(Aim): Express the lines below as a JSON list of strings with one string per line, skipping blank lines. Leave the pictures out of the answer.

(Extracted records)
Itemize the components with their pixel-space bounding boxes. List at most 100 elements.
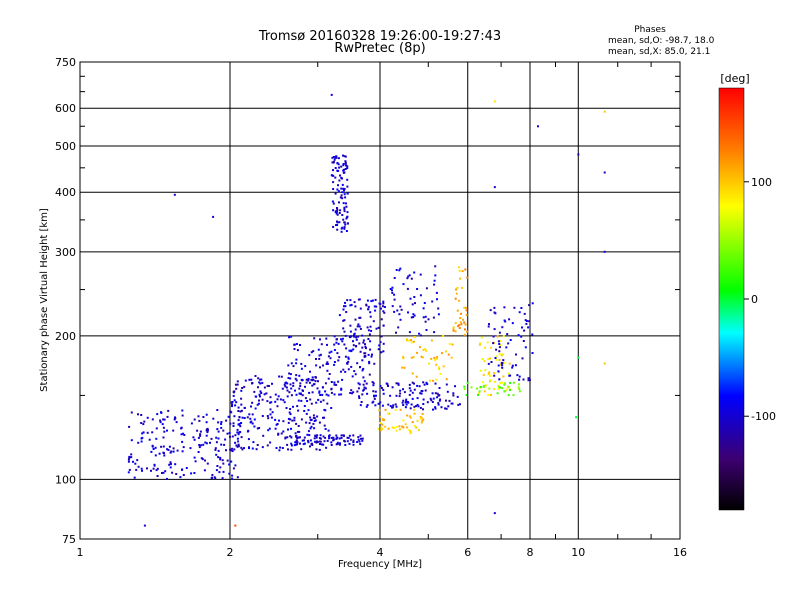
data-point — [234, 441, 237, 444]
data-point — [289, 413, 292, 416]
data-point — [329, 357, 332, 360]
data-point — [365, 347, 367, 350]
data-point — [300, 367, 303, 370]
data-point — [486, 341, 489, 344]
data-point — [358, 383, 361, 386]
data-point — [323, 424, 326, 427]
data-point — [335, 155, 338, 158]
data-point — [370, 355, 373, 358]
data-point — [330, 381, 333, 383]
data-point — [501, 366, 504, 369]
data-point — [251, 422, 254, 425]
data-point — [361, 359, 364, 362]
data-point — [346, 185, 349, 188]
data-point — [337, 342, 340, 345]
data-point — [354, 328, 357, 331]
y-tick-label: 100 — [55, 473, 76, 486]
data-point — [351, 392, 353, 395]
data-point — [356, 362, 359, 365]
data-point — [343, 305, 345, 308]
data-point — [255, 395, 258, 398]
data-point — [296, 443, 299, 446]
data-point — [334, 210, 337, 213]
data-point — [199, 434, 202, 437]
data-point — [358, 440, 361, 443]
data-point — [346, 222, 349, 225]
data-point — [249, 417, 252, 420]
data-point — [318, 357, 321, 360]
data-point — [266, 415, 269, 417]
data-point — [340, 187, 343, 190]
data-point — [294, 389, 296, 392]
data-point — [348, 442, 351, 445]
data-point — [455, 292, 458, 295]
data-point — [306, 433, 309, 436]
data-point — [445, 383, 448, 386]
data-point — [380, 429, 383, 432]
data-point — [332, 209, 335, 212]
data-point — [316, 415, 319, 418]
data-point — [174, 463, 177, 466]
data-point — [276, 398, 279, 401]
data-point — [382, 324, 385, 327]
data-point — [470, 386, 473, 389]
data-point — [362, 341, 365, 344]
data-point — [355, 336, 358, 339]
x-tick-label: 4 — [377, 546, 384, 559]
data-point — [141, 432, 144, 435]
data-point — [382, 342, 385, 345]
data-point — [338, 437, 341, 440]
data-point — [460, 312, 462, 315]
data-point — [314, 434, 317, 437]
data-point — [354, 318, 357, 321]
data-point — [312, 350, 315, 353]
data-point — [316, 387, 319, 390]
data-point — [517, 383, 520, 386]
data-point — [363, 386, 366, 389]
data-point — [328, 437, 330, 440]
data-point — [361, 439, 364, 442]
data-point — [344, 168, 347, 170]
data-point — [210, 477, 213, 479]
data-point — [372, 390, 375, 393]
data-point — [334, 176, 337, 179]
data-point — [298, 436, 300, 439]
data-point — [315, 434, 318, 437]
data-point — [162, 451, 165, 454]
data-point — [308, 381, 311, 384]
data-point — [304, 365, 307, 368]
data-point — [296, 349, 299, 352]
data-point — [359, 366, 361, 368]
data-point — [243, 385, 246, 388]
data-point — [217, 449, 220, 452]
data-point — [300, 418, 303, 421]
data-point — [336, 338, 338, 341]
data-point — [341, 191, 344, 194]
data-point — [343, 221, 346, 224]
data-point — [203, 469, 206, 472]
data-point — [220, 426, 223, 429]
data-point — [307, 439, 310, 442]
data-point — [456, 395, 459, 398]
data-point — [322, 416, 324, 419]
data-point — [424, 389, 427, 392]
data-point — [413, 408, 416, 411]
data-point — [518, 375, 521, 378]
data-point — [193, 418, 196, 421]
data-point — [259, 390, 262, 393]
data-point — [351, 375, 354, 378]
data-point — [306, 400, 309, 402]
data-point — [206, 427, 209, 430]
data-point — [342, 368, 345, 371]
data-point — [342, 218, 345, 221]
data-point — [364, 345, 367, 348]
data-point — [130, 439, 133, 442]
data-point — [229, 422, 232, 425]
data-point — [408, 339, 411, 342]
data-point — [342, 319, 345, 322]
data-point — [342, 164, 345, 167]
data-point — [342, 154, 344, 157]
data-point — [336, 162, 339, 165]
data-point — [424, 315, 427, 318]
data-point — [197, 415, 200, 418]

(Task response):
[
  "Itemize the components with their pixel-space bounding boxes. List at most 100 elements.",
  "data-point — [234, 441, 237, 444]",
  "data-point — [289, 413, 292, 416]",
  "data-point — [329, 357, 332, 360]",
  "data-point — [365, 347, 367, 350]",
  "data-point — [300, 367, 303, 370]",
  "data-point — [486, 341, 489, 344]",
  "data-point — [358, 383, 361, 386]",
  "data-point — [323, 424, 326, 427]",
  "data-point — [335, 155, 338, 158]",
  "data-point — [370, 355, 373, 358]",
  "data-point — [330, 381, 333, 383]",
  "data-point — [501, 366, 504, 369]",
  "data-point — [251, 422, 254, 425]",
  "data-point — [361, 359, 364, 362]",
  "data-point — [346, 185, 349, 188]",
  "data-point — [337, 342, 340, 345]",
  "data-point — [354, 328, 357, 331]",
  "y-tick-label: 100 — [55, 473, 76, 486]",
  "data-point — [351, 392, 353, 395]",
  "data-point — [356, 362, 359, 365]",
  "data-point — [343, 305, 345, 308]",
  "data-point — [255, 395, 258, 398]",
  "data-point — [296, 443, 299, 446]",
  "data-point — [334, 210, 337, 213]",
  "data-point — [199, 434, 202, 437]",
  "data-point — [358, 440, 361, 443]",
  "data-point — [346, 222, 349, 225]",
  "data-point — [249, 417, 252, 420]",
  "data-point — [318, 357, 321, 360]",
  "data-point — [266, 415, 269, 417]",
  "data-point — [340, 187, 343, 190]",
  "data-point — [294, 389, 296, 392]",
  "data-point — [348, 442, 351, 445]",
  "data-point — [455, 292, 458, 295]",
  "data-point — [306, 433, 309, 436]",
  "data-point — [445, 383, 448, 386]",
  "data-point — [380, 429, 383, 432]",
  "data-point — [332, 209, 335, 212]",
  "data-point — [316, 415, 319, 418]",
  "data-point — [174, 463, 177, 466]",
  "data-point — [276, 398, 279, 401]",
  "data-point — [382, 324, 385, 327]",
  "data-point — [470, 386, 473, 389]",
  "data-point — [362, 341, 365, 344]",
  "data-point — [355, 336, 358, 339]",
  "x-tick-label: 4 — [377, 546, 384, 559]",
  "data-point — [141, 432, 144, 435]",
  "data-point — [382, 342, 385, 345]",
  "data-point — [338, 437, 341, 440]",
  "data-point — [460, 312, 462, 315]",
  "data-point — [314, 434, 317, 437]",
  "data-point — [354, 318, 357, 321]",
  "data-point — [312, 350, 315, 353]",
  "data-point — [316, 387, 319, 390]",
  "data-point — [517, 383, 520, 386]",
  "data-point — [363, 386, 366, 389]",
  "data-point — [328, 437, 330, 440]",
  "data-point — [361, 439, 364, 442]",
  "data-point — [344, 168, 347, 170]",
  "data-point — [210, 477, 213, 479]",
  "data-point — [372, 390, 375, 393]",
  "data-point — [334, 176, 337, 179]",
  "data-point — [298, 436, 300, 439]",
  "data-point — [315, 434, 318, 437]",
  "data-point — [162, 451, 165, 454]",
  "data-point — [308, 381, 311, 384]",
  "data-point — [304, 365, 307, 368]",
  "data-point — [296, 349, 299, 352]",
  "data-point — [359, 366, 361, 368]",
  "data-point — [243, 385, 246, 388]",
  "data-point — [217, 449, 220, 452]",
  "data-point — [300, 418, 303, 421]",
  "data-point — [336, 338, 338, 341]",
  "data-point — [341, 191, 344, 194]",
  "data-point — [343, 221, 346, 224]",
  "data-point — [203, 469, 206, 472]",
  "data-point — [220, 426, 223, 429]",
  "data-point — [307, 439, 310, 442]",
  "data-point — [456, 395, 459, 398]",
  "data-point — [322, 416, 324, 419]",
  "data-point — [424, 389, 427, 392]",
  "data-point — [413, 408, 416, 411]",
  "data-point — [518, 375, 521, 378]",
  "data-point — [193, 418, 196, 421]",
  "data-point — [259, 390, 262, 393]",
  "data-point — [351, 375, 354, 378]",
  "data-point — [306, 400, 309, 402]",
  "data-point — [206, 427, 209, 430]",
  "data-point — [342, 368, 345, 371]",
  "data-point — [342, 218, 345, 221]",
  "data-point — [364, 345, 367, 348]",
  "data-point — [130, 439, 133, 442]",
  "data-point — [229, 422, 232, 425]",
  "data-point — [408, 339, 411, 342]",
  "data-point — [342, 319, 345, 322]",
  "data-point — [342, 164, 345, 167]",
  "data-point — [342, 154, 344, 157]",
  "data-point — [336, 162, 339, 165]",
  "data-point — [424, 315, 427, 318]",
  "data-point — [197, 415, 200, 418]"
]